::: Source material :::

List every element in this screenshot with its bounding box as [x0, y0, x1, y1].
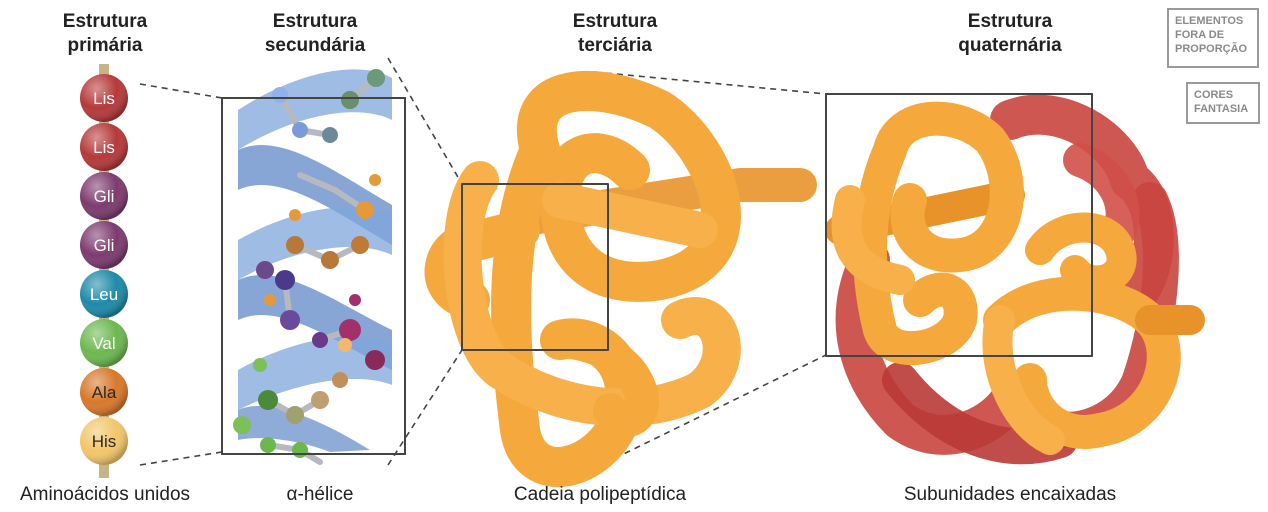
helix-frame — [221, 97, 406, 455]
amino-acid-bead: Leu — [80, 270, 128, 318]
amino-acid-shading — [80, 74, 128, 122]
quaternary-caption: Subunidades encaixadas — [903, 484, 1117, 505]
amino-acid-bead: Gli — [80, 221, 128, 269]
amino-acid-shading — [80, 319, 128, 367]
amino-acid-label: Leu — [90, 285, 118, 304]
primary-caption: Aminoácidos unidos — [19, 484, 191, 505]
tertiary-caption: Cadeia polipeptídica — [513, 484, 687, 505]
fantasy-colors-badge: CORES FANTASIA — [1186, 82, 1260, 124]
amino-acid-bead: His — [80, 417, 128, 465]
zoom-connectors — [139, 57, 827, 469]
amino-acid-bead: Lis — [80, 74, 128, 122]
amino-acid-shading — [80, 172, 128, 220]
amino-acid-bead: Lis — [80, 123, 128, 171]
secondary-structure-heading: Estrutura secundária — [264, 11, 366, 56]
amino-acid-label: Gli — [94, 236, 115, 255]
protein-subunits — [825, 93, 1205, 465]
secondary-caption: α-hélice — [286, 484, 354, 505]
out-of-scale-badge: ELEMENTOS FORA DE PROPORÇÃO — [1167, 8, 1259, 68]
primary-structure-heading: Estrutura primária — [62, 11, 148, 56]
amino-acid-chain: Lis Lis Gli Gli Leu Val Ala His — [80, 64, 128, 478]
tertiary-structure-heading: Estrutura terciária — [572, 11, 658, 56]
quaternary-structure-heading: Estrutura quaternária — [958, 11, 1062, 56]
amino-acid-label: Lis — [93, 89, 115, 108]
amino-acid-bead: Ala — [80, 368, 128, 416]
amino-acid-label: Gli — [94, 187, 115, 206]
amino-acid-label: Lis — [93, 138, 115, 157]
amino-acid-label: Ala — [92, 383, 117, 402]
quaternary-zoom-frame — [825, 93, 1093, 357]
amino-acid-shading — [80, 368, 128, 416]
polypeptide-chain — [424, 70, 817, 487]
amino-acid-bead: Gli — [80, 172, 128, 220]
alpha-helix — [221, 69, 406, 465]
amino-acid-shading — [80, 417, 128, 465]
amino-acid-label: Val — [92, 334, 115, 353]
amino-acid-shading — [80, 270, 128, 318]
amino-acid-shading — [80, 221, 128, 269]
amino-acid-shading — [80, 123, 128, 171]
tertiary-zoom-frame — [461, 183, 609, 351]
amino-acid-label: His — [92, 432, 117, 451]
amino-acid-bead: Val — [80, 319, 128, 367]
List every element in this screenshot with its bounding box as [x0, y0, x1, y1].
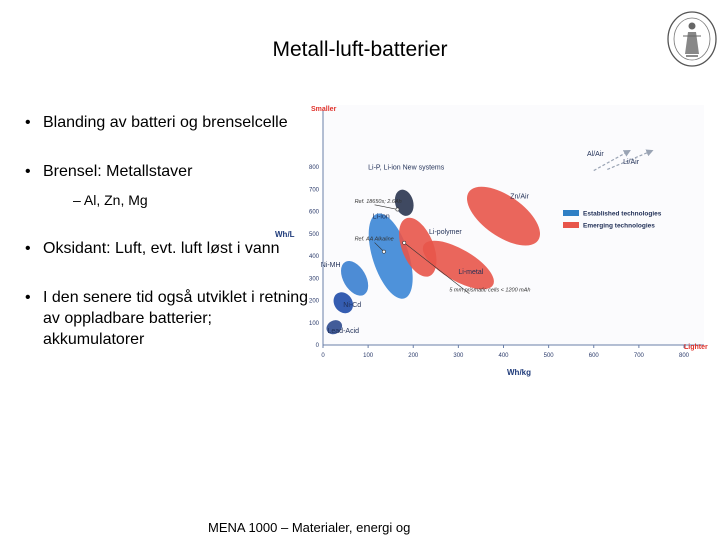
y-tick-label: 200	[309, 299, 320, 305]
region-label: Lead-Acid	[328, 328, 360, 335]
bullet-item: • Oksidant: Luft, evt. luft løst i vann	[25, 240, 280, 257]
annotation-label: 5 mm prismatic cells < 1200 mAh	[449, 288, 530, 294]
bullet-item: • Brensel: Metallstaver	[25, 163, 193, 180]
region-label: Ni-MH	[321, 262, 341, 269]
bullet-list: • Blanding av batteri og brenselcelle • Br…	[25, 112, 315, 350]
annotation-marker	[402, 240, 407, 245]
smaller-label: Smaller	[311, 106, 337, 113]
annotation-label: Ref. AA Alkaline	[355, 237, 394, 243]
legend-label: Emerging technologies	[583, 223, 655, 230]
annotation-leader	[374, 204, 398, 210]
region-ellipse	[368, 213, 413, 299]
x-axis-label: Wh/kg	[507, 368, 531, 377]
trend-arrow-label: Al/Air	[587, 151, 604, 158]
trend-arrow-label: Li/Air	[623, 159, 640, 166]
region-ellipse	[394, 189, 414, 216]
sub-bullet-item: – Al, Zn, Mg	[25, 190, 315, 211]
region-label: Li-P, Li-ion New systems	[368, 164, 445, 171]
annotation-leader	[404, 242, 470, 294]
slide-title: Metall-luft-batterier	[272, 38, 448, 61]
y-tick-label: 400	[309, 254, 320, 260]
region-ellipse	[467, 186, 540, 246]
annotation-marker	[395, 207, 400, 212]
legend-swatch	[563, 210, 579, 216]
ragone-chart: Lead-Acid Ni-Cd Ni-MH Li-ion Li-polymer Li-P,…	[275, 105, 708, 377]
y-tick-label: 500	[309, 232, 320, 238]
y-tick-label: 800	[309, 165, 320, 171]
x-tick-label: 800	[679, 353, 690, 359]
region-label: Ni-Cd	[343, 302, 361, 309]
y-tick-label: 100	[309, 321, 320, 327]
annotation-label: Ref. 18650s; 2.6Ah	[355, 199, 402, 205]
legend-swatch	[563, 222, 579, 228]
trend-arrow	[593, 149, 631, 172]
sub-bullet-text: – Al, Zn, Mg	[73, 192, 148, 208]
bullet-item: • Blanding av batteri og brenselcelle	[25, 114, 288, 131]
y-axis-label: Wh/L	[275, 230, 295, 239]
region-ellipse	[326, 320, 343, 335]
x-tick-label: 100	[363, 353, 374, 359]
region-label: Li-metal	[458, 269, 483, 276]
region-ellipse	[340, 261, 369, 296]
x-tick-label: 500	[544, 353, 555, 359]
bullet-item: • I den senere tid også utviklet i retnin…	[25, 289, 309, 348]
university-seal-icon	[667, 11, 717, 67]
annotation-leader	[374, 242, 385, 252]
x-tick-label: 700	[634, 353, 645, 359]
region-label: Zn/Air	[510, 193, 529, 200]
region-ellipse	[399, 217, 437, 277]
x-tick-label: 200	[408, 353, 419, 359]
bullet-text: Blanding av batteri og brenselcelle	[43, 114, 288, 131]
x-tick-label: 0	[321, 353, 325, 359]
y-tick-label: 0	[316, 343, 320, 349]
x-tick-label: 300	[453, 353, 464, 359]
slide-footer: MENA 1000 – Materialer, energi og	[208, 520, 411, 535]
region-label: Li-polymer	[429, 229, 462, 236]
legend-label: Established technologies	[583, 211, 662, 218]
bullet-text: Brensel: Metallstaver	[43, 163, 193, 180]
y-tick-label: 700	[309, 187, 320, 193]
region-ellipse	[422, 240, 494, 290]
annotation-marker	[382, 249, 386, 254]
lighter-label: Lighter	[684, 344, 708, 351]
region-ellipse	[333, 292, 354, 314]
x-tick-label: 400	[498, 353, 509, 359]
region-label: Li-ion	[373, 213, 390, 220]
y-tick-label: 600	[309, 210, 320, 216]
trend-arrow	[607, 149, 654, 170]
bullet-text: Oksidant: Luft, evt. luft løst i vann	[43, 240, 280, 257]
x-tick-label: 600	[589, 353, 600, 359]
y-tick-label: 300	[309, 276, 320, 282]
bullet-text: I den senere tid også utviklet i retning…	[43, 289, 309, 348]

:::

* _Task instructions_
For every line above that has "luft" in it, copy the line.

* _Solution_
bullet-item: • Oksidant: Luft, evt. luft løst i vann	[25, 240, 280, 257]
slide-title: Metall-luft-batterier	[272, 38, 448, 61]
bullet-text: Oksidant: Luft, evt. luft løst i vann	[43, 240, 280, 257]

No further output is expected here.